YOUR GOAL >> Continue the article on the potentiality of embryonic stem cells from the end of its abstract.

TEXT SHOWN >>
Potentiality of embryonic stem cells: an ethical problem even with alternative stem cell sources

  1. H-W Denker
  1. Correspondence to:
 H-W Denker
 Institut fuer Anatomie, Lehrstuhl fuer Anatomie und Entwicklungsbiologie, Universitaetsklinikum Essen, Hufelandstr. 55, 45122 Essen, Germany;denker{at}uni-essen.de
  • Received 13 October 2005
  • Accepted 6 April 2006
  • Revised 27 March 2006

Abstract

The recent discussions about alternative sources of human embryonic stem cells (White Paper of the US President’s Council on Bioethics, 2005), while stirring new interest in the developmental potential of the various abnormal embryos or constructs proposed as such sources, also raise questions about the potential of the derived embryonic stem cells. The data on the developmental potential of embryonic stem cells that seem relevant for ethical considerations and aspects of patentability are discussed. Particular attention is paid to the meaning of “totipotency, omnipotency and pluripotency” as illustrated by a comparison of the developmental potential of three-dimensional clusters of blastomeres (morula), embryonic stem cells, somatic or (adult) stem cells or other somatic (non-stem) cells. This paper focuses on embryoid bodies and on direct cloning by tetraploid complementation. Usage and patenting of these cells cannot be considered to be ethically sound as long as totipotency and tetraploid complementability of embryonic stem cells are not excluded for the specific cell line in question. Testing this poses an ethical problem in itself and needs to be discussed in the future.

SUPPLIED MATERIAL >>
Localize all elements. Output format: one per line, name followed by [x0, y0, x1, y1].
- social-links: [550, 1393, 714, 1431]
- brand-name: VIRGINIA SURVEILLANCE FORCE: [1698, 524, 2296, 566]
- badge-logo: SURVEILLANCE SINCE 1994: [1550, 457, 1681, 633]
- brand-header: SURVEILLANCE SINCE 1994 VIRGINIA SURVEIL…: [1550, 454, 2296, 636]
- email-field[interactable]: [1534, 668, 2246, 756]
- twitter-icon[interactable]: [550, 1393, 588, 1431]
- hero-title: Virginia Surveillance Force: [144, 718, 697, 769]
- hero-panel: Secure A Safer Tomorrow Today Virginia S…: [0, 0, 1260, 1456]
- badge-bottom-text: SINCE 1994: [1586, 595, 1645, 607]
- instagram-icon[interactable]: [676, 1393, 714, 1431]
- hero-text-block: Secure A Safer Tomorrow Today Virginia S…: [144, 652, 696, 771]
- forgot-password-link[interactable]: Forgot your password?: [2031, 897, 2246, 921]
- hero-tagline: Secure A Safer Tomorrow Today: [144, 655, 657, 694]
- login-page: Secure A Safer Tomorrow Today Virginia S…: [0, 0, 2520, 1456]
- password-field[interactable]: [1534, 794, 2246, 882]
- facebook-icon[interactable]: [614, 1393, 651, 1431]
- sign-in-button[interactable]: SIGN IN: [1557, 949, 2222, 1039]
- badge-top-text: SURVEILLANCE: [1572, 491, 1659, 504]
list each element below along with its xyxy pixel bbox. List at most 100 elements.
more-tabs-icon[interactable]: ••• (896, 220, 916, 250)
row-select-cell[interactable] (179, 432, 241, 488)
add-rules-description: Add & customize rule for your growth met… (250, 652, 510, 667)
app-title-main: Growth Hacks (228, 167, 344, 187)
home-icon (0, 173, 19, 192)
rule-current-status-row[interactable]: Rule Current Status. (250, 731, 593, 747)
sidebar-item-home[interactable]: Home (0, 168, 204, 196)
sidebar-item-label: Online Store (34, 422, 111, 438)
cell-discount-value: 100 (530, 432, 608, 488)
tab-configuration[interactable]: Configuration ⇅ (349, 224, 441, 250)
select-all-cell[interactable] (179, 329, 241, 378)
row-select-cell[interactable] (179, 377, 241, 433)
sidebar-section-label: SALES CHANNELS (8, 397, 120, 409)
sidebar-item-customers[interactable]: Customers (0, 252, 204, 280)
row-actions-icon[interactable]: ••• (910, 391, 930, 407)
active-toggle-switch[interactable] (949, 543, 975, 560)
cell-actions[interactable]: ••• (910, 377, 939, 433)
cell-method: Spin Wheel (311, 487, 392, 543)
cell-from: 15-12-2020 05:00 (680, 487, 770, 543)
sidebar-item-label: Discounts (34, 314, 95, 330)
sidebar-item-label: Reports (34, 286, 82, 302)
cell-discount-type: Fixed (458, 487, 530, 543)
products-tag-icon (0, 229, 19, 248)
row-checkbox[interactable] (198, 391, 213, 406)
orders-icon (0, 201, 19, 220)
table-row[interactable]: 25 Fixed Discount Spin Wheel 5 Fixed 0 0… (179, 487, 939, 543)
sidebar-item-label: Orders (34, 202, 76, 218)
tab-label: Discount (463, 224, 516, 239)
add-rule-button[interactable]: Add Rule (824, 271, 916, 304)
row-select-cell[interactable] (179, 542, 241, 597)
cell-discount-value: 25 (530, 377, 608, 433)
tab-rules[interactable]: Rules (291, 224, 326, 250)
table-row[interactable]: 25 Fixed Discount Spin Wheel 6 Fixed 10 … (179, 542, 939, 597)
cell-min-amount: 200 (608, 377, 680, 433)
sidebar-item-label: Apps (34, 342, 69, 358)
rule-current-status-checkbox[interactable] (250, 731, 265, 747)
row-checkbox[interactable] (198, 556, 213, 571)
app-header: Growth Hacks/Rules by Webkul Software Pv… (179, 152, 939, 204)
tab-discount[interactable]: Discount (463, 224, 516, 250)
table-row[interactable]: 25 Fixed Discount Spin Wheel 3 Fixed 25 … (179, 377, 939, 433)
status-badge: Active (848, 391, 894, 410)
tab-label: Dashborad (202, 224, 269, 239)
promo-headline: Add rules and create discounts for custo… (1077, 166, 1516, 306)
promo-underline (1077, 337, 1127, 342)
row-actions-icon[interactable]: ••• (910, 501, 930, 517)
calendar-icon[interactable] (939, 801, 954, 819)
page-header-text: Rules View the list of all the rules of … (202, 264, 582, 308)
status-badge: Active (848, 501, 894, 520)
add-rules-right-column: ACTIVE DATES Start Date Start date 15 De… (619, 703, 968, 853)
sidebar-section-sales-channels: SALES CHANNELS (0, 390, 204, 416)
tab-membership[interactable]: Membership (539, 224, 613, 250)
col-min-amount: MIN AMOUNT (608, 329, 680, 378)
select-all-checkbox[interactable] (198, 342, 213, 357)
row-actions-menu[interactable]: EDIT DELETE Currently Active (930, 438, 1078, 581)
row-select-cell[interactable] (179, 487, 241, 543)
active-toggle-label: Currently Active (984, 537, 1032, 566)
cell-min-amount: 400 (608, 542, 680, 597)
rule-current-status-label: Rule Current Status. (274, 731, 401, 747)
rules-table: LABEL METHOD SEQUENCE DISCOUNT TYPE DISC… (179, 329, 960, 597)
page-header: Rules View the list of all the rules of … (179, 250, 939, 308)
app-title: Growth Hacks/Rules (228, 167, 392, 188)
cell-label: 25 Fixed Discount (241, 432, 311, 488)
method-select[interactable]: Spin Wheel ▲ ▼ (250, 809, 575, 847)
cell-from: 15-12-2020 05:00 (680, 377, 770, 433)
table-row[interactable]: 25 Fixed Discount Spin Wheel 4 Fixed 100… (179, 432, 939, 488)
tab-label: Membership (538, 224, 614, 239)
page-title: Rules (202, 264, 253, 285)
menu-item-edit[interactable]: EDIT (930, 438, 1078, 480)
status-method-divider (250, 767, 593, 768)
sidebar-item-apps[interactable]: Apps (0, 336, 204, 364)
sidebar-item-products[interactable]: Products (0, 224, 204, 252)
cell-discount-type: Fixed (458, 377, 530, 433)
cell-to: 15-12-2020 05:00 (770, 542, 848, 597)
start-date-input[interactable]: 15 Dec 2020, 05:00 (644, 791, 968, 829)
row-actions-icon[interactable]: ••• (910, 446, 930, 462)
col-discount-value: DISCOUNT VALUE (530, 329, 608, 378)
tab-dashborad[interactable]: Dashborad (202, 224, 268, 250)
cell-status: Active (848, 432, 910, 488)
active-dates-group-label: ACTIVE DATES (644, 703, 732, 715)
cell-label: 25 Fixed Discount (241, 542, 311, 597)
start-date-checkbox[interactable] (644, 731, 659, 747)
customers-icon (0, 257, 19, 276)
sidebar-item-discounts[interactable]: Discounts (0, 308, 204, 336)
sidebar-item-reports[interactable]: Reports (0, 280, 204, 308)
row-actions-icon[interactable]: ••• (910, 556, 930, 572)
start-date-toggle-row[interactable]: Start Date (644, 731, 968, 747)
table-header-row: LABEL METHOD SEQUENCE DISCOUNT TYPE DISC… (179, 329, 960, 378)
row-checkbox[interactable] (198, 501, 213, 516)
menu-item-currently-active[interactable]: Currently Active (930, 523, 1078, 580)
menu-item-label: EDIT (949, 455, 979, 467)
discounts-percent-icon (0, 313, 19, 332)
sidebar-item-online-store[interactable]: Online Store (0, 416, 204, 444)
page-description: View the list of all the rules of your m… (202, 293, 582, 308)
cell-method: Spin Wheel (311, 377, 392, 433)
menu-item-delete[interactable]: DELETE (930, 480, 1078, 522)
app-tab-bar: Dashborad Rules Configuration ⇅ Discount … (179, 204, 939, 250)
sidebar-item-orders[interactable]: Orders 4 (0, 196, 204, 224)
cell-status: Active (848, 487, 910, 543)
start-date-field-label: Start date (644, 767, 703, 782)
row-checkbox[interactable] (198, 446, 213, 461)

RESULT FOR THIS EXERCISE >>
Footnotes

  • i (comprising (i) “organismically dead embryos”, 6–8-celled IVF embryos that ceased dividing; (ii) blastomeres obtained by non-harmful biopsy of living embryos; (iii) “biological artifacts”, genetically modified cells/embryos lacking certain properties needed for early development or implantation (eg, a gene that is necessary for trophoblast differentiation), but which may later be reactivated after embryonic stem cell production (method: eg, “altered nuclear transfer” to an oocyte); (iv) reprogramming human somatic cells, for example with the aid of special cytoplasmic factors obtained from oocytes).

  • This work was supported by Kompetenznetzwerk Stammzellforschung NRW.

  • Competing interests: None.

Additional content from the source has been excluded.